- **Required work**
Would you copy out the whole listing exactly as given?

Data items:
^^^^^^^^
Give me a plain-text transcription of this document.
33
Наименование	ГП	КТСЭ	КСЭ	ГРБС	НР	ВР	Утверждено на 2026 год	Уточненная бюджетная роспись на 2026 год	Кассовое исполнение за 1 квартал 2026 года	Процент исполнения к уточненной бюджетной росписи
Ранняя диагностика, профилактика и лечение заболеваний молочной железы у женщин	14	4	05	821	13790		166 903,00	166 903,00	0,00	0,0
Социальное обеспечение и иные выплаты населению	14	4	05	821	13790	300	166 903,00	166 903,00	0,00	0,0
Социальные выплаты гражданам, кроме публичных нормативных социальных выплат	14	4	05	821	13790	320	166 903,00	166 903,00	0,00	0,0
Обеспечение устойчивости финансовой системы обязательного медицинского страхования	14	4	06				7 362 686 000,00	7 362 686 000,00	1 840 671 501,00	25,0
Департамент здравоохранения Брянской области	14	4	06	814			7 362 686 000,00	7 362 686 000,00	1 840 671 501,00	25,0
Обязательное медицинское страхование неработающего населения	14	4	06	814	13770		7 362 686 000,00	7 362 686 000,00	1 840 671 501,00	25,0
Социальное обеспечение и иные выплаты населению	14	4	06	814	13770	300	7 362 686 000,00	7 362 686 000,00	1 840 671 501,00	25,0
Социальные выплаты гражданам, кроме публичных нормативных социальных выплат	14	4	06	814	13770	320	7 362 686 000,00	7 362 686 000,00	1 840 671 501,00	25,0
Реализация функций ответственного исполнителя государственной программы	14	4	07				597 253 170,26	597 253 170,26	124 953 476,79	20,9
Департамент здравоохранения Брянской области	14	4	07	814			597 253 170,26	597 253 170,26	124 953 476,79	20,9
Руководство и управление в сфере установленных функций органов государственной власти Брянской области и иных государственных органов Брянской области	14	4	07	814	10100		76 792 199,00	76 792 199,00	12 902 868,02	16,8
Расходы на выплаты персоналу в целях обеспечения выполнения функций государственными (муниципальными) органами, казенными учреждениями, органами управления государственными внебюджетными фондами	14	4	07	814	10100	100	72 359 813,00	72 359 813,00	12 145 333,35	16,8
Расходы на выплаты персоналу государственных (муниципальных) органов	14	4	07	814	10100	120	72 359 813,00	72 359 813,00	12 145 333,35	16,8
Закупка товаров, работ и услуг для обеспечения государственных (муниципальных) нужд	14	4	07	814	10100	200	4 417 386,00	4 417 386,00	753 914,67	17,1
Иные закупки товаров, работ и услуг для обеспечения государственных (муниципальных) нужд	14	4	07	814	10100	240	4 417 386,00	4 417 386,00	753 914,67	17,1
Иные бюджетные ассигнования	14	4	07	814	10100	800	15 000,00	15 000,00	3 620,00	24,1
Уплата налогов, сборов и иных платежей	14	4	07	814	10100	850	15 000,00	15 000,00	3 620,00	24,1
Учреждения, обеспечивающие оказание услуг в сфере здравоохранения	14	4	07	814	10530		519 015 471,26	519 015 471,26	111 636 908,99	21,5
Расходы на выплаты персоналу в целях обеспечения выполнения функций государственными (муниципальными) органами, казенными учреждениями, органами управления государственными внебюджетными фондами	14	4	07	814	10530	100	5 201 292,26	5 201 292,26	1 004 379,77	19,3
^^^^^^^^
- **Solved exercise**
Give me a plain-text transcription of this document.
33
Наименование	ГП	КТСЭ	КСЭ	ГРБС	НР	ВР	Утверждено на 2026 год	Уточненная бюджетная роспись на 2026 год	Кассовое исполнение за 1 квартал 2026 года	Процент исполнения к уточненной бюджетной росписи
Ранняя диагностика, профилактика и лечение заболеваний молочной железы у женщин	14	4	05	821	13790		166 903,00	166 903,00	0,00	0,0
Социальное обеспечение и иные выплаты населению	14	4	05	821	13790	300	166 903,00	166 903,00	0,00	0,0
Социальные выплаты гражданам, кроме публичных нормативных социальных выплат	14	4	05	821	13790	320	166 903,00	166 903,00	0,00	0,0
Обеспечение устойчивости финансовой системы обязательного медицинского страхования	14	4	06				7 362 686 000,00	7 362 686 000,00	1 840 671 501,00	25,0
Департамент здравоохранения Брянской области	14	4	06	814			7 362 686 000,00	7 362 686 000,00	1 840 671 501,00	25,0
Обязательное медицинское страхование неработающего населения	14	4	06	814	13770		7 362 686 000,00	7 362 686 000,00	1 840 671 501,00	25,0
Социальное обеспечение и иные выплаты населению	14	4	06	814	13770	300	7 362 686 000,00	7 362 686 000,00	1 840 671 501,00	25,0
Социальные выплаты гражданам, кроме публичных нормативных социальных выплат	14	4	06	814	13770	320	7 362 686 000,00	7 362 686 000,00	1 840 671 501,00	25,0
Реализация функций ответственного исполнителя государственной программы	14	4	07				597 253 170,26	597 253 170,26	124 953 476,79	20,9
Департамент здравоохранения Брянской области	14	4	07	814			597 253 170,26	597 253 170,26	124 953 476,79	20,9
Руководство и управление в сфере установленных функций органов государственной власти Брянской области и иных государственных органов Брянской области	14	4	07	814	10100		76 792 199,00	76 792 199,00	12 902 868,02	16,8
Расходы на выплаты персоналу в целях обеспечения выполнения функций государственными (муниципальными) органами, казенными учреждениями, органами управления государственными внебюджетными фондами	14	4	07	814	10100	100	72 359 813,00	72 359 813,00	12 145 333,35	16,8
Расходы на выплаты персоналу государственных (муниципальных) органов	14	4	07	814	10100	120	72 359 813,00	72 359 813,00	12 145 333,35	16,8
Закупка товаров, работ и услуг для обеспечения государственных (муниципальных) нужд	14	4	07	814	10100	200	4 417 386,00	4 417 386,00	753 914,67	17,1
Иные закупки товаров, работ и услуг для обеспечения государственных (муниципальных) нужд	14	4	07	814	10100	240	4 417 386,00	4 417 386,00	753 914,67	17,1
Иные бюджетные ассигнования	14	4	07	814	10100	800	15 000,00	15 000,00	3 620,00	24,1
Уплата налогов, сборов и иных платежей	14	4	07	814	10100	850	15 000,00	15 000,00	3 620,00	24,1
Учреждения, обеспечивающие оказание услуг в сфере здравоохранения	14	4	07	814	10530		519 015 471,26	519 015 471,26	111 636 908,99	21,5
Расходы на выплаты персоналу в целях обеспечения выполнения функций государственными (муниципальными) органами, казенными учреждениями, органами управления государственными внебюджетными фондами	14	4	07	814	10530	100	5 201 292,26	5 201 292,26	1 004 379,77	19,3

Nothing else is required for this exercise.